Given exercise 1 — Update the records that follow by replacing every instance of "Distance [m]" with "Distance [meters]" and keeping everything else the same. Omit the pictures from your answer.

Document excerpt —
━━━━━━

I said, "Young man, how does it come that you were on the battlefront and a conscientious objector?" He said, "Well, I just decided that I could serve the Lord there as well as anywhere else, if I didn't have to kill anybody." That was a real honest, conscientious young man, trying to do the best he could for his country yet still sticking to his beliefs.
I had another young man with both legs off up to here, and in a wheelchair. He had a fantastic citation, one that was almost unbelievable. When I gave him the medal I said, "Young man, you have made a great sacrifice for your country." "Well," he said, "Mr. President, I just have one life to give for my country, and it still can have it if it wants it."
Now that is what makes up the backbone of this country. That is a cross section of the United States, where you good people come from.
Now, it is your business to see that the laws of the United States of America are properly and rigidly enforced, for the welfare of the country. As I have told you once before, I don't want you to persecute anybody. It is your business to see that when men who are brought to the courts where you have to act as United States attorneys-it is your business to see that they have a fair trial, as well as to see that they are punished for their misdeeds.

━━━━━━

Data extracted from a collection —
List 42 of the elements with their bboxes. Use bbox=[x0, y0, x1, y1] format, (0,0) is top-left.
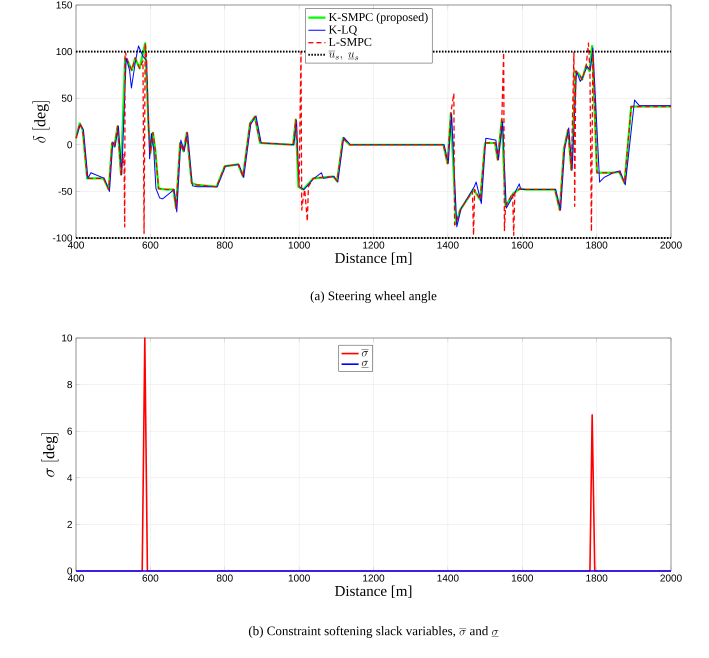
y-tick-label: -50 bbox=[58, 188, 72, 195]
x-tick-label: 1800 bbox=[586, 242, 608, 249]
x-tick-label: 2000 bbox=[660, 242, 682, 249]
legend-label: $\overline{\sigma}$ bbox=[361, 350, 369, 356]
y-tick-label: 2 bbox=[67, 520, 72, 528]
y-tick-label: 0 bbox=[67, 567, 72, 575]
y-tick-label: 100 bbox=[56, 48, 72, 56]
x-axis-title: Distance [m] bbox=[335, 585, 412, 598]
x-tick-label: 600 bbox=[142, 242, 158, 249]
y-tick-label: 50 bbox=[62, 94, 72, 102]
x-tick-label: 1400 bbox=[438, 574, 459, 582]
x-tick-label: 400 bbox=[68, 574, 84, 582]
x-tick-label: 1400 bbox=[438, 242, 459, 249]
y-axis-title: $\delta\ [\mathrm{deg}]$ bbox=[32, 101, 50, 143]
x-tick-label: 800 bbox=[216, 574, 233, 582]
y-tick-label: -100 bbox=[52, 234, 72, 242]
x-tick-label: 400 bbox=[68, 242, 84, 249]
y-tick-label: 10 bbox=[62, 334, 72, 342]
x-tick-label: 600 bbox=[142, 574, 158, 582]
text: $\mbox{(b) Constraint softening slack variables, }\overline{\sigma}\mbox{ and }\underline{\sigma}$ bbox=[248, 626, 499, 638]
y-tick-label: 4 bbox=[67, 474, 72, 482]
legend-label: $\underline{\sigma}$ bbox=[361, 360, 369, 368]
y-tick-label: 6 bbox=[67, 428, 72, 435]
y-tick-label: 150 bbox=[56, 1, 72, 9]
x-tick-label: 800 bbox=[216, 242, 233, 249]
y-tick-label: 0 bbox=[67, 141, 72, 148]
x-tick-label: 1200 bbox=[363, 574, 384, 582]
x-tick-label: 1000 bbox=[288, 242, 310, 249]
ref-line-label: $\overline{u}_s,\ \underline{u}_s$ bbox=[328, 51, 358, 60]
legend-label: K-LQ bbox=[328, 26, 357, 36]
x-tick-label: 1600 bbox=[512, 574, 533, 582]
x-tick-label: 1200 bbox=[363, 242, 384, 249]
legend-label: L-SMPC bbox=[328, 38, 372, 46]
y-axis-title: $\sigma\ [\mathrm{deg}]$ bbox=[41, 433, 58, 477]
x-axis-title: Distance [m] bbox=[335, 252, 412, 265]
x-tick-label: 2000 bbox=[660, 574, 682, 582]
y-tick-label: 8 bbox=[67, 381, 72, 388]
text: (a) Steering wheel angle bbox=[310, 291, 436, 303]
x-tick-label: 1800 bbox=[586, 574, 608, 582]
x-tick-label: 1000 bbox=[288, 574, 310, 582]
x-tick-label: 1600 bbox=[512, 242, 533, 249]
legend-label: K-SMPC (proposed) bbox=[328, 12, 428, 24]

━━━━━━

Given exercise 2 — Return the entire speech excerpt above word for word, with no changes.

Task solution 1 —
List 42 of the elements with their bboxes. Use bbox=[x0, y0, x1, y1] format, (0,0) is top-left.
y-tick-label: -50 bbox=[58, 188, 72, 195]
x-tick-label: 1800 bbox=[586, 242, 608, 249]
x-tick-label: 2000 bbox=[660, 242, 682, 249]
legend-label: $\overline{\sigma}$ bbox=[361, 350, 369, 356]
y-tick-label: 2 bbox=[67, 520, 72, 528]
y-tick-label: 0 bbox=[67, 567, 72, 575]
y-tick-label: 100 bbox=[56, 48, 72, 56]
x-axis-title: Distance [meters] bbox=[335, 585, 412, 598]
x-tick-label: 600 bbox=[142, 242, 158, 249]
y-tick-label: 50 bbox=[62, 94, 72, 102]
x-tick-label: 1400 bbox=[438, 574, 459, 582]
x-tick-label: 400 bbox=[68, 574, 84, 582]
x-tick-label: 1400 bbox=[438, 242, 459, 249]
y-axis-title: $\delta\ [\mathrm{deg}]$ bbox=[32, 101, 50, 143]
x-tick-label: 800 bbox=[216, 574, 233, 582]
y-tick-label: -100 bbox=[52, 234, 72, 242]
x-tick-label: 400 bbox=[68, 242, 84, 249]
y-tick-label: 10 bbox=[62, 334, 72, 342]
x-tick-label: 600 bbox=[142, 574, 158, 582]
text: $\mbox{(b) Constraint softening slack variables, }\overline{\sigma}\mbox{ and }\underline{\sigma}$ bbox=[248, 626, 499, 638]
y-tick-label: 4 bbox=[67, 474, 72, 482]
legend-label: $\underline{\sigma}$ bbox=[361, 360, 369, 368]
y-tick-label: 6 bbox=[67, 428, 72, 435]
y-tick-label: 150 bbox=[56, 1, 72, 9]
x-tick-label: 800 bbox=[216, 242, 233, 249]
y-tick-label: 0 bbox=[67, 141, 72, 148]
x-tick-label: 1200 bbox=[363, 574, 384, 582]
x-tick-label: 1000 bbox=[288, 242, 310, 249]
ref-line-label: $\overline{u}_s,\ \underline{u}_s$ bbox=[328, 51, 358, 60]
legend-label: K-LQ bbox=[328, 26, 357, 36]
x-tick-label: 1600 bbox=[512, 574, 533, 582]
x-tick-label: 1200 bbox=[363, 242, 384, 249]
legend-label: L-SMPC bbox=[328, 38, 372, 46]
y-axis-title: $\sigma\ [\mathrm{deg}]$ bbox=[41, 433, 58, 477]
x-axis-title: Distance [meters] bbox=[335, 252, 412, 265]
x-tick-label: 2000 bbox=[660, 574, 682, 582]
y-tick-label: 8 bbox=[67, 381, 72, 388]
text: (a) Steering wheel angle bbox=[310, 291, 436, 303]
x-tick-label: 1800 bbox=[586, 574, 608, 582]
x-tick-label: 1000 bbox=[288, 574, 310, 582]
x-tick-label: 1600 bbox=[512, 242, 533, 249]
legend-label: K-SMPC (proposed) bbox=[328, 12, 428, 24]

Task solution 2 —
I said, "Young man, how does it come that you were on the battlefront and a conscientious objector?" He said, "Well, I just decided that I could serve the Lord there as well as anywhere else, if I didn't have to kill anybody." That was a real honest, conscientious young man, trying to do the best he could for his country yet still sticking to his beliefs.
I had another young man with both legs off up to here, and in a wheelchair. He had a fantastic citation, one that was almost unbelievable. When I gave him the medal I said, "Young man, you have made a great sacrifice for your country." "Well," he said, "Mr. President, I just have one life to give for my country, and it still can have it if it wants it."
Now that is what makes up the backbone of this country. That is a cross section of the United States, where you good people come from.
Now, it is your business to see that the laws of the United States of America are properly and rigidly enforced, for the welfare of the country. As I have told you once before, I don't want you to persecute anybody. It is your business to see that when men who are brought to the courts where you have to act as United States attorneys-it is your business to see that they have a fair trial, as well as to see that they are punished for their misdeeds.